**Textauszug**.
....
TAG24: Funktioniert in diesen Ausschüssen die parteiübergreifende Zusammenarbeit?

Reichinnek: Das kommt ganz auf einen allein an. Ich bin ein sehr kommunikativer Mensch und mag den Austausch. Das merken die Leute dann und haben dann meistens mehr Interesse, sich auszutauschen. Klar, an vielen Stellen läuft man auch gegen Wände, weil da einfach die aktuelle Regierung in ihren Strukturen und Themen fest ist. Aber der Austausch funktioniert gut und der wird sich mit der Zeit auch gut aufbauen.

TAG24: Ist für Dich mit dem Einzug in den Bundestag "alles erreicht"? Oder unterhalten wir uns in einigen Jahren mit Spitzenkandidatin Reichinnek?

Reichinnek: Ach nein. Wir haben eine tolle Fraktionsführung und wir haben ein tolles Parteivorsitzenden-Duo. Ich bin wirklich dankbar, dass ich es bis hierher geschafft habe und will jetzt meine Arbeit erstmal gut machen. Wie es dann weitergeht... Das war bisher nicht durchgeplant und hat sich ganz gut entwickelt. Schauen wir mal, wo es noch hinführt.

Ich hoffe, dass ich die Chance habe, möglichst viele Menschen davon zu überzeugen, sich überhaupt erst für Politik zu interessieren, vor allem junge Menschen. Sie sollen das Gefühl haben: "Hey, da ist eine junge Politikerin, die interessiert sich für mich und reagiert, wenn ich sie anschreibe." Das ist mein Ziel.

TAG24: Bei all Deinen Plänen und Zielen und all den Sachen, die scheinbar alle gleichzeitig auf der Welt passieren... Wie verliert man denn nicht den Kontakt zu "seinen Leuten", zu seinen Wählern?
....
**Aufgabe 1**. Entnimm den Datenzeilen den Abschnitt, der mit der Zeile mit „Annotate this image: element“ beginnt und mit der Zeile mit „page-title: Face Mask“ endet, beide eingeschlossen, und gib ihn Zeile für Zeile unverändert wieder.
Die Datenzeilen haben mit dem Textauszug nichts zu tun.

**Datenzeilen**.
....
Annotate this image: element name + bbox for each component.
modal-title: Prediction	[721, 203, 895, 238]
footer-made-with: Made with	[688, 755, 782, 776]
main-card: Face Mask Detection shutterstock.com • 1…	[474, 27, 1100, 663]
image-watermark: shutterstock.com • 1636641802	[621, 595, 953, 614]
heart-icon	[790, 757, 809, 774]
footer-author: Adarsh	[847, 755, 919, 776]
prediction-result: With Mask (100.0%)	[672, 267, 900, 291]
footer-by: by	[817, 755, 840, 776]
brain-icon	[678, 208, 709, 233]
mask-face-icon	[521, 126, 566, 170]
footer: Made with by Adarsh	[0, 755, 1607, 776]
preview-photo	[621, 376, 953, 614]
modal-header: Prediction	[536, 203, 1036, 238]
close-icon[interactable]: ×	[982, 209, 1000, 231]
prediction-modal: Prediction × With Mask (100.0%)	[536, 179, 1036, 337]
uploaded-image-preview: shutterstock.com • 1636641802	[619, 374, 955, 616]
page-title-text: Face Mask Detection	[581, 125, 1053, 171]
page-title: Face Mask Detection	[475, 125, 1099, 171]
....
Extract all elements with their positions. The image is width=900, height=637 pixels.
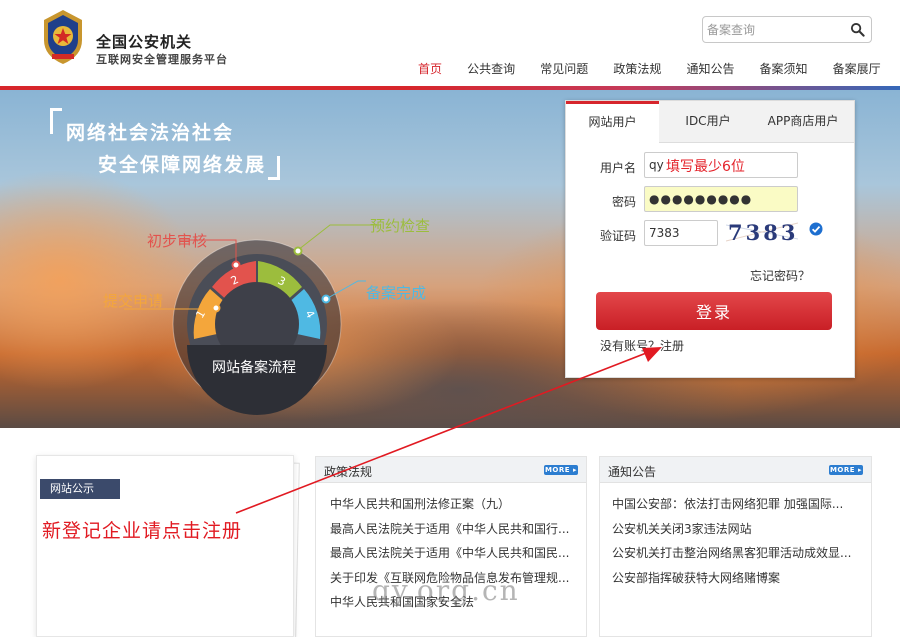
....
**Aufgabe 2**. Kopiere aus dem Textauszug wörtlich die Stelle, die mit den Worten „TAG24: Funktioniert in“ anfängt und mit „auch gut aufbauen.“ aufhört.

**Lösung 1**.
Annotate this image: element name + bbox for each component.
modal-title: Prediction	[721, 203, 895, 238]
footer-made-with: Made with	[688, 755, 782, 776]
main-card: Face Mask Detection shutterstock.com • 1…	[474, 27, 1100, 663]
image-watermark: shutterstock.com • 1636641802	[621, 595, 953, 614]
heart-icon	[790, 757, 809, 774]
footer-author: Adarsh	[847, 755, 919, 776]
prediction-result: With Mask (100.0%)	[672, 267, 900, 291]
footer-by: by	[817, 755, 840, 776]
brain-icon	[678, 208, 709, 233]
mask-face-icon	[521, 126, 566, 170]
footer: Made with by Adarsh	[0, 755, 1607, 776]
preview-photo	[621, 376, 953, 614]
modal-header: Prediction	[536, 203, 1036, 238]
close-icon[interactable]: ×	[982, 209, 1000, 231]
prediction-modal: Prediction × With Mask (100.0%)	[536, 179, 1036, 337]
uploaded-image-preview: shutterstock.com • 1636641802	[619, 374, 955, 616]
page-title-text: Face Mask Detection	[581, 125, 1053, 171]
page-title: Face Mask Detection	[475, 125, 1099, 171]

**Lösung 2**.
TAG24: Funktioniert in diesen Ausschüssen die parteiübergreifende Zusammenarbeit?

Reichinnek: Das kommt ganz auf einen allein an. Ich bin ein sehr kommunikativer Mensch und mag den Austausch. Das merken die Leute dann und haben dann meistens mehr Interesse, sich auszutauschen. Klar, an vielen Stellen läuft man auch gegen Wände, weil da einfach die aktuelle Regierung in ihren Strukturen und Themen fest ist. Aber der Austausch funktioniert gut und der wird sich mit der Zeit auch gut aufbauen.